* Begin Task inputs *

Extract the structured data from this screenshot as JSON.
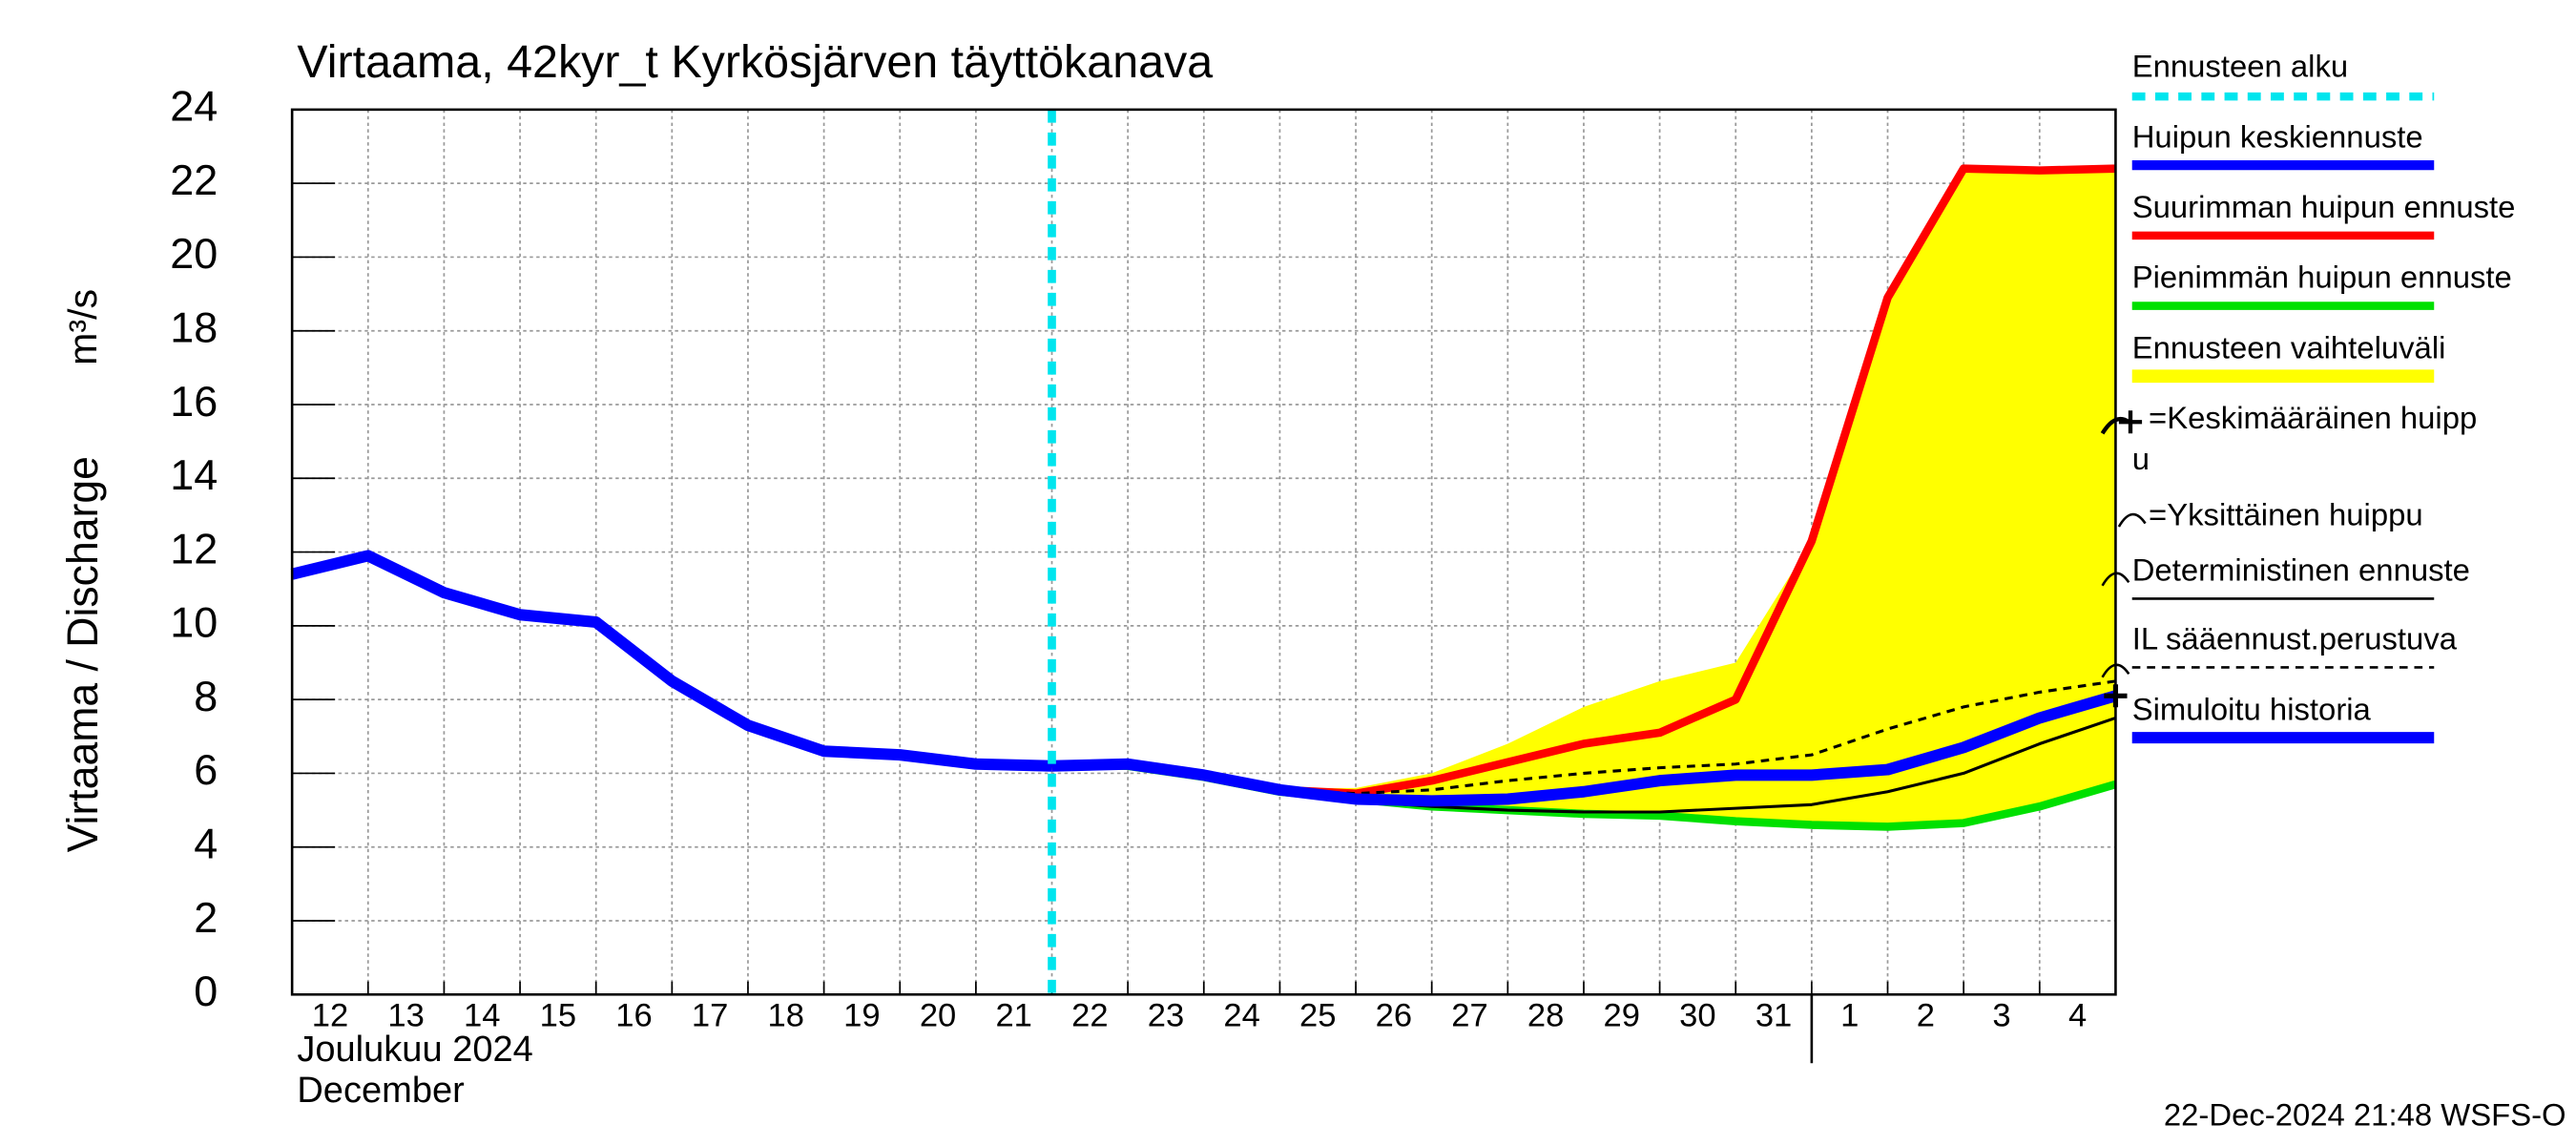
{
  "chart_data": {
    "type": "line",
    "title": "Virtaama, 42kyr_t Kyrkösjärven täyttökanava",
    "y_label": "Virtaama / Discharge",
    "y_unit": "m³/s",
    "month_label": "Joulukuu  2024",
    "month_label_en": "December",
    "timestamp": "22-Dec-2024 21:48 WSFS-O",
    "xlim": [
      0,
      24
    ],
    "xticks": [
      {
        "value": 0,
        "label": "12"
      },
      {
        "value": 1,
        "label": "13"
      },
      {
        "value": 2,
        "label": "14"
      },
      {
        "value": 3,
        "label": "15"
      },
      {
        "value": 4,
        "label": "16"
      },
      {
        "value": 5,
        "label": "17"
      },
      {
        "value": 6,
        "label": "18"
      },
      {
        "value": 7,
        "label": "19"
      },
      {
        "value": 8,
        "label": "20"
      },
      {
        "value": 9,
        "label": "21"
      },
      {
        "value": 10,
        "label": "22"
      },
      {
        "value": 11,
        "label": "23"
      },
      {
        "value": 12,
        "label": "24"
      },
      {
        "value": 13,
        "label": "25"
      },
      {
        "value": 14,
        "label": "26"
      },
      {
        "value": 15,
        "label": "27"
      },
      {
        "value": 16,
        "label": "28"
      },
      {
        "value": 17,
        "label": "29"
      },
      {
        "value": 18,
        "label": "30"
      },
      {
        "value": 19,
        "label": "31"
      },
      {
        "value": 20,
        "label": "1"
      },
      {
        "value": 21,
        "label": "2"
      },
      {
        "value": 22,
        "label": "3"
      },
      {
        "value": 23,
        "label": "4"
      }
    ],
    "ylim": [
      0,
      24
    ],
    "yticks": [
      0,
      2,
      4,
      6,
      8,
      10,
      12,
      14,
      16,
      18,
      20,
      22,
      24
    ],
    "grid": true,
    "forecast_start": {
      "name": "Ennusteen alku",
      "x": 10,
      "color": "#00e5ee"
    },
    "x": [
      0,
      1,
      2,
      3,
      4,
      5,
      6,
      7,
      8,
      9,
      10,
      11,
      12,
      13,
      14,
      15,
      16,
      17,
      18,
      19,
      20,
      21,
      22,
      23,
      24
    ],
    "series": [
      {
        "name": "Huipun keskiennuste",
        "color": "#0000ff",
        "values": [
          null,
          null,
          null,
          null,
          null,
          null,
          null,
          null,
          null,
          null,
          6.2,
          6.25,
          5.95,
          5.55,
          5.3,
          5.25,
          5.3,
          5.5,
          5.8,
          5.95,
          5.95,
          6.1,
          6.7,
          7.5,
          8.1
        ]
      },
      {
        "name": "Suurimman huipun ennuste",
        "color": "#ff0000",
        "values": [
          null,
          null,
          null,
          null,
          null,
          null,
          null,
          null,
          null,
          null,
          6.2,
          6.25,
          5.95,
          5.55,
          5.45,
          5.8,
          6.3,
          6.8,
          7.1,
          8.0,
          12.3,
          18.9,
          22.4,
          22.35,
          22.4
        ]
      },
      {
        "name": "Pienimmän huipun ennuste",
        "color": "#00e000",
        "values": [
          null,
          null,
          null,
          null,
          null,
          null,
          null,
          null,
          null,
          null,
          6.2,
          6.2,
          5.9,
          5.5,
          5.3,
          5.1,
          5.0,
          4.9,
          4.85,
          4.7,
          4.6,
          4.55,
          4.65,
          5.1,
          5.7
        ]
      },
      {
        "name": "Ennusteen vaihteluväli",
        "color": "#ffff00",
        "high": [
          null,
          null,
          null,
          null,
          null,
          null,
          null,
          null,
          null,
          null,
          6.2,
          6.3,
          6.0,
          5.6,
          5.6,
          6.0,
          6.8,
          7.8,
          8.5,
          9.0,
          12.3,
          18.9,
          22.4,
          22.35,
          22.4
        ],
        "low": [
          null,
          null,
          null,
          null,
          null,
          null,
          null,
          null,
          null,
          null,
          6.2,
          6.2,
          5.9,
          5.5,
          5.3,
          5.1,
          5.0,
          4.9,
          4.85,
          4.7,
          4.6,
          4.55,
          4.65,
          5.1,
          5.7
        ]
      },
      {
        "name": "Deterministinen ennuste",
        "color": "#000000",
        "values": [
          null,
          null,
          null,
          null,
          null,
          null,
          null,
          null,
          null,
          null,
          6.2,
          6.25,
          5.95,
          5.5,
          5.25,
          5.1,
          5.0,
          4.95,
          4.95,
          5.05,
          5.15,
          5.5,
          6.0,
          6.8,
          7.5
        ]
      },
      {
        "name": "IL sääennust.perustuva",
        "color": "#000000",
        "dashed": true,
        "values": [
          null,
          null,
          null,
          null,
          null,
          null,
          null,
          null,
          null,
          null,
          6.2,
          6.25,
          5.95,
          5.55,
          5.45,
          5.55,
          5.8,
          6.0,
          6.15,
          6.25,
          6.5,
          7.2,
          7.8,
          8.2,
          8.5
        ]
      },
      {
        "name": "Simuloitu historia",
        "color": "#0000ff",
        "values": [
          11.4,
          11.9,
          10.9,
          10.3,
          10.1,
          8.5,
          7.3,
          6.6,
          6.5,
          6.25,
          6.2,
          null,
          null,
          null,
          null,
          null,
          null,
          null,
          null,
          null,
          null,
          null,
          null,
          null,
          null
        ]
      }
    ],
    "mean_peak": {
      "name": [
        "=Keskimääräinen huipp",
        "u"
      ],
      "x": 24,
      "y": 8.1
    },
    "single_peak": {
      "name": "=Yksittäinen huippu"
    }
  }
}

* End Task inputs *

Each record above should come back exactly the same, only without its pictures.

Extract the structured data from this screenshot as JSON.
{
  "chart_data": {
    "type": "line",
    "title": "Virtaama, 42kyr_t Kyrkösjärven täyttökanava",
    "y_label": "Virtaama / Discharge",
    "y_unit": "m³/s",
    "month_label": "Joulukuu  2024",
    "month_label_en": "December",
    "timestamp": "22-Dec-2024 21:48 WSFS-O",
    "xlim": [
      0,
      24
    ],
    "xticks": [
      {
        "value": 0,
        "label": "12"
      },
      {
        "value": 1,
        "label": "13"
      },
      {
        "value": 2,
        "label": "14"
      },
      {
        "value": 3,
        "label": "15"
      },
      {
        "value": 4,
        "label": "16"
      },
      {
        "value": 5,
        "label": "17"
      },
      {
        "value": 6,
        "label": "18"
      },
      {
        "value": 7,
        "label": "19"
      },
      {
        "value": 8,
        "label": "20"
      },
      {
        "value": 9,
        "label": "21"
      },
      {
        "value": 10,
        "label": "22"
      },
      {
        "value": 11,
        "label": "23"
      },
      {
        "value": 12,
        "label": "24"
      },
      {
        "value": 13,
        "label": "25"
      },
      {
        "value": 14,
        "label": "26"
      },
      {
        "value": 15,
        "label": "27"
      },
      {
        "value": 16,
        "label": "28"
      },
      {
        "value": 17,
        "label": "29"
      },
      {
        "value": 18,
        "label": "30"
      },
      {
        "value": 19,
        "label": "31"
      },
      {
        "value": 20,
        "label": "1"
      },
      {
        "value": 21,
        "label": "2"
      },
      {
        "value": 22,
        "label": "3"
      },
      {
        "value": 23,
        "label": "4"
      }
    ],
    "ylim": [
      0,
      24
    ],
    "yticks": [
      0,
      2,
      4,
      6,
      8,
      10,
      12,
      14,
      16,
      18,
      20,
      22,
      24
    ],
    "grid": true,
    "forecast_start": {
      "name": "Ennusteen alku",
      "x": 10,
      "color": "#00e5ee"
    },
    "x": [
      0,
      1,
      2,
      3,
      4,
      5,
      6,
      7,
      8,
      9,
      10,
      11,
      12,
      13,
      14,
      15,
      16,
      17,
      18,
      19,
      20,
      21,
      22,
      23,
      24
    ],
    "series": [
      {
        "name": "Huipun keskiennuste",
        "color": "#0000ff",
        "values": [
          null,
          null,
          null,
          null,
          null,
          null,
          null,
          null,
          null,
          null,
          6.2,
          6.25,
          5.95,
          5.55,
          5.3,
          5.25,
          5.3,
          5.5,
          5.8,
          5.95,
          5.95,
          6.1,
          6.7,
          7.5,
          8.1
        ]
      },
      {
        "name": "Suurimman huipun ennuste",
        "color": "#ff0000",
        "values": [
          null,
          null,
          null,
          null,
          null,
          null,
          null,
          null,
          null,
          null,
          6.2,
          6.25,
          5.95,
          5.55,
          5.45,
          5.8,
          6.3,
          6.8,
          7.1,
          8.0,
          12.3,
          18.9,
          22.4,
          22.35,
          22.4
        ]
      },
      {
        "name": "Pienimmän huipun ennuste",
        "color": "#00e000",
        "values": [
          null,
          null,
          null,
          null,
          null,
          null,
          null,
          null,
          null,
          null,
          6.2,
          6.2,
          5.9,
          5.5,
          5.3,
          5.1,
          5.0,
          4.9,
          4.85,
          4.7,
          4.6,
          4.55,
          4.65,
          5.1,
          5.7
        ]
      },
      {
        "name": "Ennusteen vaihteluväli",
        "color": "#ffff00",
        "high": [
          null,
          null,
          null,
          null,
          null,
          null,
          null,
          null,
          null,
          null,
          6.2,
          6.3,
          6.0,
          5.6,
          5.6,
          6.0,
          6.8,
          7.8,
          8.5,
          9.0,
          12.3,
          18.9,
          22.4,
          22.35,
          22.4
        ],
        "low": [
          null,
          null,
          null,
          null,
          null,
          null,
          null,
          null,
          null,
          null,
          6.2,
          6.2,
          5.9,
          5.5,
          5.3,
          5.1,
          5.0,
          4.9,
          4.85,
          4.7,
          4.6,
          4.55,
          4.65,
          5.1,
          5.7
        ]
      },
      {
        "name": "Deterministinen ennuste",
        "color": "#000000",
        "values": [
          null,
          null,
          null,
          null,
          null,
          null,
          null,
          null,
          null,
          null,
          6.2,
          6.25,
          5.95,
          5.5,
          5.25,
          5.1,
          5.0,
          4.95,
          4.95,
          5.05,
          5.15,
          5.5,
          6.0,
          6.8,
          7.5
        ]
      },
      {
        "name": "IL sääennust.perustuva",
        "color": "#000000",
        "dashed": true,
        "values": [
          null,
          null,
          null,
          null,
          null,
          null,
          null,
          null,
          null,
          null,
          6.2,
          6.25,
          5.95,
          5.55,
          5.45,
          5.55,
          5.8,
          6.0,
          6.15,
          6.25,
          6.5,
          7.2,
          7.8,
          8.2,
          8.5
        ]
      },
      {
        "name": "Simuloitu historia",
        "color": "#0000ff",
        "values": [
          11.4,
          11.9,
          10.9,
          10.3,
          10.1,
          8.5,
          7.3,
          6.6,
          6.5,
          6.25,
          6.2,
          null,
          null,
          null,
          null,
          null,
          null,
          null,
          null,
          null,
          null,
          null,
          null,
          null,
          null
        ]
      }
    ],
    "mean_peak": {
      "name": [
        "=Keskimääräinen huipp",
        "u"
      ],
      "x": 24,
      "y": 8.1
    },
    "single_peak": {
      "name": "=Yksittäinen huippu"
    }
  }
}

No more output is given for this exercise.